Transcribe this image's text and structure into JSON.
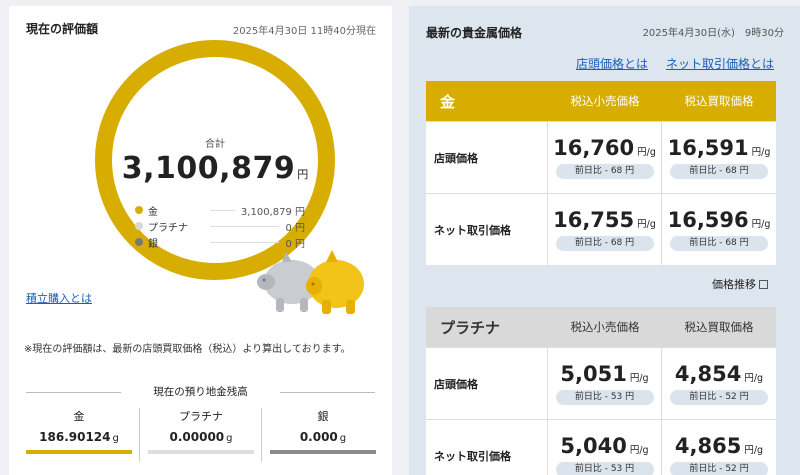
{
  "left": {
    "title": "現在の評価額",
    "date": "2025年4月30日 11時40分現在",
    "total_label": "合計",
    "total_value": "3,100,879",
    "total_unit": "円",
    "legend": [
      {
        "name": "金",
        "value": "3,100,879 円",
        "color": "#d6ad00"
      },
      {
        "name": "プラチナ",
        "value": "0 円",
        "color": "#d8d8d8"
      },
      {
        "name": "銀",
        "value": "0 円",
        "color": "#7a7a7a"
      }
    ],
    "link_tsumitate": "積立購入とは",
    "note": "※現在の評価額は、最新の店頭買取価格（税込）より算出しております。",
    "balance_title": "現在の預り地金残高",
    "balances": [
      {
        "name": "金",
        "value": "186.90124",
        "unit": "g",
        "color": "#d6ad00"
      },
      {
        "name": "プラチナ",
        "value": "0.00000",
        "unit": "g",
        "color": "#dddddd"
      },
      {
        "name": "銀",
        "value": "0.000",
        "unit": "g",
        "color": "#8a8a8a"
      }
    ]
  },
  "right": {
    "title": "最新の貴金属価格",
    "date": "2025年4月30日(水)　9時30分",
    "link_store": "店頭価格とは",
    "link_net": "ネット取引価格とは",
    "trend_label": "価格推移",
    "col_sell": "税込小売価格",
    "col_buy": "税込買取価格",
    "unit": "円/g",
    "gold": {
      "name": "金",
      "color": "#d6ad00",
      "rows": [
        {
          "label": "店頭価格",
          "sell": "16,760",
          "sell_diff": "前日比 - 68 円",
          "buy": "16,591",
          "buy_diff": "前日比 - 68 円"
        },
        {
          "label": "ネット取引価格",
          "sell": "16,755",
          "sell_diff": "前日比 - 68 円",
          "buy": "16,596",
          "buy_diff": "前日比 - 68 円"
        }
      ]
    },
    "platinum": {
      "name": "プラチナ",
      "color": "#d9d9d9",
      "rows": [
        {
          "label": "店頭価格",
          "sell": "5,051",
          "sell_diff": "前日比 - 53 円",
          "buy": "4,854",
          "buy_diff": "前日比 - 52 円"
        },
        {
          "label": "ネット取引価格",
          "sell": "5,040",
          "sell_diff": "前日比 - 53 円",
          "buy": "4,865",
          "buy_diff": "前日比 - 52 円"
        }
      ]
    }
  }
}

» **Written problem**: The lines above form a set of records; determine how many of them contain the string "color" and give that number alone.

» **Answer to this exercise**: 8